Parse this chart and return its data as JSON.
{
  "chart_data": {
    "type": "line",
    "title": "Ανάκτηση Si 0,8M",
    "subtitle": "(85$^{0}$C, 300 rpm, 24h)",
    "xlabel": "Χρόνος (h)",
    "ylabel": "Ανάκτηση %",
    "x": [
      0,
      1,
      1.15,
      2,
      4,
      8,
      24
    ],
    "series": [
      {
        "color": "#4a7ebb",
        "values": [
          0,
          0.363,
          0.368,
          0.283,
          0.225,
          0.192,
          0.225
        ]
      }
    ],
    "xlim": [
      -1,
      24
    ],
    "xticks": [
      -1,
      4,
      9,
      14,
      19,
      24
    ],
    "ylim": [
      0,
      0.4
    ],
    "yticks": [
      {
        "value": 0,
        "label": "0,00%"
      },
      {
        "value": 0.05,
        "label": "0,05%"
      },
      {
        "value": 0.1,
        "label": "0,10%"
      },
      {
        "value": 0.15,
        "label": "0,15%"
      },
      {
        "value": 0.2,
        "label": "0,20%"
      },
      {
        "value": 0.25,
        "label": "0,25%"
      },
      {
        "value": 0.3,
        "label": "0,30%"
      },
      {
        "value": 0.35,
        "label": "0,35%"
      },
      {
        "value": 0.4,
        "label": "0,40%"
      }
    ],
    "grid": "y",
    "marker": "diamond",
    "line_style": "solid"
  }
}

|---|

Goal =>
Reproduce each record exactly, leaving nothing out.

Written solution =>
Parse this chart and return its data as JSON.
{
  "chart_data": {
    "type": "line",
    "title": "Ανάκτηση Si 0,8M",
    "subtitle": "(85$^{0}$C, 300 rpm, 24h)",
    "xlabel": "Χρόνος (h)",
    "ylabel": "Ανάκτηση %",
    "x": [
      0,
      1,
      1.15,
      2,
      4,
      8,
      24
    ],
    "series": [
      {
        "color": "#4a7ebb",
        "values": [
          0,
          0.363,
          0.368,
          0.283,
          0.225,
          0.192,
          0.225
        ]
      }
    ],
    "xlim": [
      -1,
      24
    ],
    "xticks": [
      -1,
      4,
      9,
      14,
      19,
      24
    ],
    "ylim": [
      0,
      0.4
    ],
    "yticks": [
      {
        "value": 0,
        "label": "0,00%"
      },
      {
        "value": 0.05,
        "label": "0,05%"
      },
      {
        "value": 0.1,
        "label": "0,10%"
      },
      {
        "value": 0.15,
        "label": "0,15%"
      },
      {
        "value": 0.2,
        "label": "0,20%"
      },
      {
        "value": 0.25,
        "label": "0,25%"
      },
      {
        "value": 0.3,
        "label": "0,30%"
      },
      {
        "value": 0.35,
        "label": "0,35%"
      },
      {
        "value": 0.4,
        "label": "0,40%"
      }
    ],
    "grid": "y",
    "marker": "diamond",
    "line_style": "solid"
  }
}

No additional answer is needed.